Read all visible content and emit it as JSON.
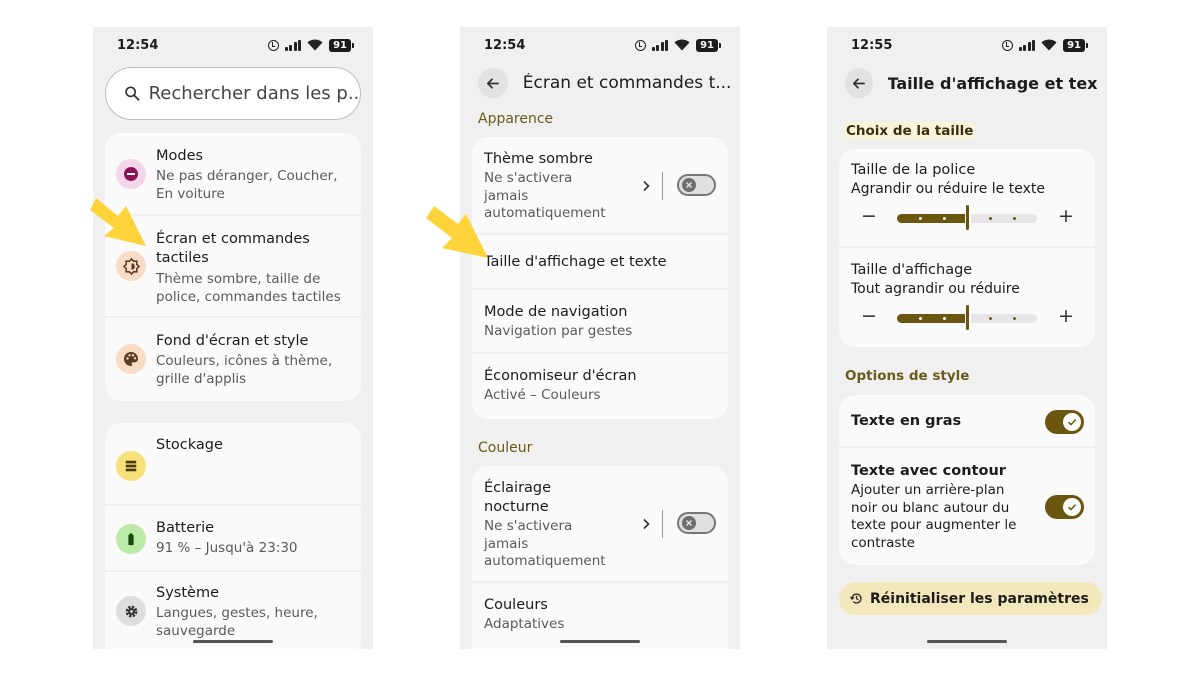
{
  "colors": {
    "accent": "#6b560f",
    "arrow": "#ffd43b",
    "section": "#6b5a1a",
    "highlight": "#fbf4dd"
  },
  "status": [
    {
      "time": "12:54",
      "battery": "91"
    },
    {
      "time": "12:54",
      "battery": "91"
    },
    {
      "time": "12:55",
      "battery": "91"
    }
  ],
  "screen1": {
    "search_placeholder": "Rechercher dans les p...",
    "items": [
      {
        "title": "Modes",
        "subtitle": "Ne pas déranger, Coucher, En voiture",
        "icon": "minus-circle-icon"
      },
      {
        "title": "Écran et commandes tactiles",
        "subtitle": "Thème sombre, taille de police, commandes tactiles",
        "icon": "brightness-icon"
      },
      {
        "title": "Fond d'écran et style",
        "subtitle": "Couleurs, icônes à thème, grille d'applis",
        "icon": "palette-icon"
      },
      {
        "title": "Stockage",
        "subtitle": "",
        "icon": "storage-icon"
      },
      {
        "title": "Batterie",
        "subtitle": "91 % – Jusqu'à 23:30",
        "icon": "battery-icon"
      },
      {
        "title": "Système",
        "subtitle": "Langues, gestes, heure, sauvegarde",
        "icon": "gear-icon"
      }
    ]
  },
  "screen2": {
    "title": "Écran et commandes t...",
    "section_appearance": "Apparence",
    "dark_theme": {
      "title": "Thème sombre",
      "subtitle": "Ne s'activera jamais automatiquement",
      "enabled": false
    },
    "display_size": {
      "title": "Taille d'affichage et texte"
    },
    "navigation": {
      "title": "Mode de navigation",
      "subtitle": "Navigation par gestes"
    },
    "screensaver": {
      "title": "Économiseur d'écran",
      "subtitle": "Activé – Couleurs"
    },
    "section_color": "Couleur",
    "night_light": {
      "title": "Éclairage nocturne",
      "subtitle": "Ne s'activera jamais automatiquement",
      "enabled": false
    },
    "colors": {
      "title": "Couleurs",
      "subtitle": "Adaptatives"
    }
  },
  "screen3": {
    "title": "Taille d'affichage et tex...",
    "section_size": "Choix de la taille",
    "font_size": {
      "title": "Taille de la police",
      "subtitle": "Agrandir ou réduire le texte",
      "level": 3,
      "max": 7,
      "minus": "−",
      "plus": "+"
    },
    "display_size": {
      "title": "Taille d'affichage",
      "subtitle": "Tout agrandir ou réduire",
      "level": 3,
      "max": 7,
      "minus": "−",
      "plus": "+"
    },
    "section_style": "Options de style",
    "bold_text": {
      "title": "Texte en gras",
      "enabled": true
    },
    "outline_text": {
      "title": "Texte avec contour",
      "subtitle": "Ajouter un arrière-plan noir ou blanc autour du texte pour augmenter le contraste",
      "enabled": true
    },
    "reset": "Réinitialiser les paramètres"
  }
}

- [AIM OF THE TASK] Repeat each entry precisely as it appears. Leave the pictures out.

- [EXERCISE SOLUTION]
Read all visible content and emit it as JSON.
{
  "colors": {
    "accent": "#6b560f",
    "arrow": "#ffd43b",
    "section": "#6b5a1a",
    "highlight": "#fbf4dd"
  },
  "status": [
    {
      "time": "12:54",
      "battery": "91"
    },
    {
      "time": "12:54",
      "battery": "91"
    },
    {
      "time": "12:55",
      "battery": "91"
    }
  ],
  "screen1": {
    "search_placeholder": "Rechercher dans les p...",
    "items": [
      {
        "title": "Modes",
        "subtitle": "Ne pas déranger, Coucher, En voiture",
        "icon": "minus-circle-icon"
      },
      {
        "title": "Écran et commandes tactiles",
        "subtitle": "Thème sombre, taille de police, commandes tactiles",
        "icon": "brightness-icon"
      },
      {
        "title": "Fond d'écran et style",
        "subtitle": "Couleurs, icônes à thème, grille d'applis",
        "icon": "palette-icon"
      },
      {
        "title": "Stockage",
        "subtitle": "",
        "icon": "storage-icon"
      },
      {
        "title": "Batterie",
        "subtitle": "91 % – Jusqu'à 23:30",
        "icon": "battery-icon"
      },
      {
        "title": "Système",
        "subtitle": "Langues, gestes, heure, sauvegarde",
        "icon": "gear-icon"
      }
    ]
  },
  "screen2": {
    "title": "Écran et commandes t...",
    "section_appearance": "Apparence",
    "dark_theme": {
      "title": "Thème sombre",
      "subtitle": "Ne s'activera jamais automatiquement",
      "enabled": false
    },
    "display_size": {
      "title": "Taille d'affichage et texte"
    },
    "navigation": {
      "title": "Mode de navigation",
      "subtitle": "Navigation par gestes"
    },
    "screensaver": {
      "title": "Économiseur d'écran",
      "subtitle": "Activé – Couleurs"
    },
    "section_color": "Couleur",
    "night_light": {
      "title": "Éclairage nocturne",
      "subtitle": "Ne s'activera jamais automatiquement",
      "enabled": false
    },
    "colors": {
      "title": "Couleurs",
      "subtitle": "Adaptatives"
    }
  },
  "screen3": {
    "title": "Taille d'affichage et tex...",
    "section_size": "Choix de la taille",
    "font_size": {
      "title": "Taille de la police",
      "subtitle": "Agrandir ou réduire le texte",
      "level": 3,
      "max": 7,
      "minus": "−",
      "plus": "+"
    },
    "display_size": {
      "title": "Taille d'affichage",
      "subtitle": "Tout agrandir ou réduire",
      "level": 3,
      "max": 7,
      "minus": "−",
      "plus": "+"
    },
    "section_style": "Options de style",
    "bold_text": {
      "title": "Texte en gras",
      "enabled": true
    },
    "outline_text": {
      "title": "Texte avec contour",
      "subtitle": "Ajouter un arrière-plan noir ou blanc autour du texte pour augmenter le contraste",
      "enabled": true
    },
    "reset": "Réinitialiser les paramètres"
  }
}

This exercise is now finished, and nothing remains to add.